• _Required work_
Copy all the entries below exactly, but not the pictures.

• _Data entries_
=-=-=-=-=

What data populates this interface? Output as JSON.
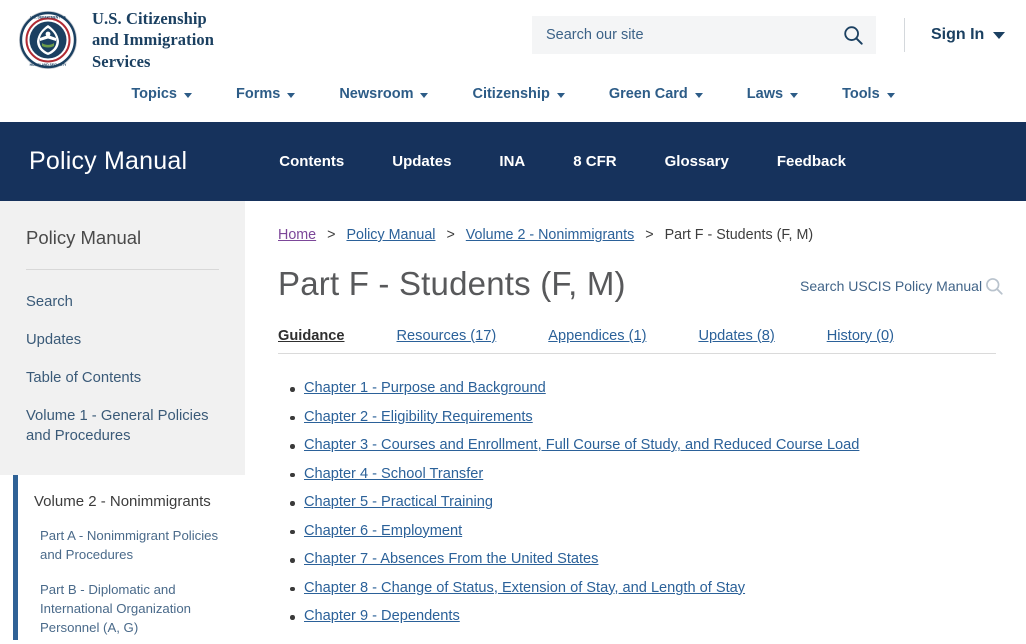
{
  "header": {
    "agency_name": "U.S. Citizenship\nand Immigration\nServices",
    "seal_alt": "dhs-seal",
    "search": {
      "placeholder": "Search our site",
      "value": "",
      "icon": "search-icon"
    },
    "signin_label": "Sign In",
    "signin_caret": "chevron-down-icon"
  },
  "primary_nav": {
    "items": [
      {
        "label": "Topics",
        "caret": "chevron-down-icon"
      },
      {
        "label": "Forms",
        "caret": "chevron-down-icon"
      },
      {
        "label": "Newsroom",
        "caret": "chevron-down-icon"
      },
      {
        "label": "Citizenship",
        "caret": "chevron-down-icon"
      },
      {
        "label": "Green Card",
        "caret": "chevron-down-icon"
      },
      {
        "label": "Laws",
        "caret": "chevron-down-icon"
      },
      {
        "label": "Tools",
        "caret": "chevron-down-icon"
      }
    ]
  },
  "policy_manual_bar": {
    "title": "Policy Manual",
    "links": [
      {
        "label": "Contents"
      },
      {
        "label": "Updates"
      },
      {
        "label": "INA"
      },
      {
        "label": "8 CFR"
      },
      {
        "label": "Glossary"
      },
      {
        "label": "Feedback"
      }
    ],
    "search": {
      "placeholder": "Search USCIS Policy Manual",
      "value": "",
      "icon": "search-icon"
    },
    "background_color": "#16325C"
  },
  "sidebar": {
    "heading": "Policy Manual",
    "links": [
      {
        "label": "Search"
      },
      {
        "label": "Updates"
      },
      {
        "label": "Table of Contents"
      },
      {
        "label": "Volume 1 - General Policies and Procedures"
      }
    ],
    "active_group": {
      "volume_label": "Volume 2 - Nonimmigrants",
      "accent_color": "#2F6296",
      "parts": [
        {
          "label": "Part A - Nonimmigrant Policies and Procedures"
        },
        {
          "label": "Part B - Diplomatic and International Organization Personnel (A, G)"
        }
      ]
    }
  },
  "main": {
    "breadcrumb": [
      {
        "label": "Home",
        "type": "link-visited"
      },
      {
        "label": "Policy Manual",
        "type": "link"
      },
      {
        "label": "Volume 2 - Nonimmigrants",
        "type": "link"
      },
      {
        "label": "Part F - Students (F, M)",
        "type": "current"
      }
    ],
    "breadcrumb_separator": ">",
    "page_title": "Part F - Students (F, M)",
    "tabs": [
      {
        "label": "Guidance",
        "active": true
      },
      {
        "label": "Resources (17)",
        "active": false
      },
      {
        "label": "Appendices (1)",
        "active": false
      },
      {
        "label": "Updates (8)",
        "active": false
      },
      {
        "label": "History (0)",
        "active": false
      }
    ],
    "chapters": [
      {
        "label": "Chapter 1 - Purpose and Background"
      },
      {
        "label": "Chapter 2 - Eligibility Requirements"
      },
      {
        "label": "Chapter 3 - Courses and Enrollment, Full Course of Study, and Reduced Course Load"
      },
      {
        "label": "Chapter 4 - School Transfer"
      },
      {
        "label": "Chapter 5 - Practical Training"
      },
      {
        "label": "Chapter 6 - Employment"
      },
      {
        "label": "Chapter 7 - Absences From the United States"
      },
      {
        "label": "Chapter 8 - Change of Status, Extension of Stay, and Length of Stay"
      },
      {
        "label": "Chapter 9 - Dependents"
      }
    ]
  },
  "colors": {
    "navy": "#16325C",
    "link_blue": "#2B6199",
    "visited_purple": "#7C4799",
    "sidebar_gray": "#F1F1F1",
    "title_gray": "#58595B"
  }
}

=-=-=-=-=

• _Result_
What data populates this interface? Output as JSON.
{
  "header": {
    "agency_name": "U.S. Citizenship\nand Immigration\nServices",
    "seal_alt": "dhs-seal",
    "search": {
      "placeholder": "Search our site",
      "value": "",
      "icon": "search-icon"
    },
    "signin_label": "Sign In",
    "signin_caret": "chevron-down-icon"
  },
  "primary_nav": {
    "items": [
      {
        "label": "Topics",
        "caret": "chevron-down-icon"
      },
      {
        "label": "Forms",
        "caret": "chevron-down-icon"
      },
      {
        "label": "Newsroom",
        "caret": "chevron-down-icon"
      },
      {
        "label": "Citizenship",
        "caret": "chevron-down-icon"
      },
      {
        "label": "Green Card",
        "caret": "chevron-down-icon"
      },
      {
        "label": "Laws",
        "caret": "chevron-down-icon"
      },
      {
        "label": "Tools",
        "caret": "chevron-down-icon"
      }
    ]
  },
  "policy_manual_bar": {
    "title": "Policy Manual",
    "links": [
      {
        "label": "Contents"
      },
      {
        "label": "Updates"
      },
      {
        "label": "INA"
      },
      {
        "label": "8 CFR"
      },
      {
        "label": "Glossary"
      },
      {
        "label": "Feedback"
      }
    ],
    "search": {
      "placeholder": "Search USCIS Policy Manual",
      "value": "",
      "icon": "search-icon"
    },
    "background_color": "#16325C"
  },
  "sidebar": {
    "heading": "Policy Manual",
    "links": [
      {
        "label": "Search"
      },
      {
        "label": "Updates"
      },
      {
        "label": "Table of Contents"
      },
      {
        "label": "Volume 1 - General Policies and Procedures"
      }
    ],
    "active_group": {
      "volume_label": "Volume 2 - Nonimmigrants",
      "accent_color": "#2F6296",
      "parts": [
        {
          "label": "Part A - Nonimmigrant Policies and Procedures"
        },
        {
          "label": "Part B - Diplomatic and International Organization Personnel (A, G)"
        }
      ]
    }
  },
  "main": {
    "breadcrumb": [
      {
        "label": "Home",
        "type": "link-visited"
      },
      {
        "label": "Policy Manual",
        "type": "link"
      },
      {
        "label": "Volume 2 - Nonimmigrants",
        "type": "link"
      },
      {
        "label": "Part F - Students (F, M)",
        "type": "current"
      }
    ],
    "breadcrumb_separator": ">",
    "page_title": "Part F - Students (F, M)",
    "tabs": [
      {
        "label": "Guidance",
        "active": true
      },
      {
        "label": "Resources (17)",
        "active": false
      },
      {
        "label": "Appendices (1)",
        "active": false
      },
      {
        "label": "Updates (8)",
        "active": false
      },
      {
        "label": "History (0)",
        "active": false
      }
    ],
    "chapters": [
      {
        "label": "Chapter 1 - Purpose and Background"
      },
      {
        "label": "Chapter 2 - Eligibility Requirements"
      },
      {
        "label": "Chapter 3 - Courses and Enrollment, Full Course of Study, and Reduced Course Load"
      },
      {
        "label": "Chapter 4 - School Transfer"
      },
      {
        "label": "Chapter 5 - Practical Training"
      },
      {
        "label": "Chapter 6 - Employment"
      },
      {
        "label": "Chapter 7 - Absences From the United States"
      },
      {
        "label": "Chapter 8 - Change of Status, Extension of Stay, and Length of Stay"
      },
      {
        "label": "Chapter 9 - Dependents"
      }
    ]
  },
  "colors": {
    "navy": "#16325C",
    "link_blue": "#2B6199",
    "visited_purple": "#7C4799",
    "sidebar_gray": "#F1F1F1",
    "title_gray": "#58595B"
  }
}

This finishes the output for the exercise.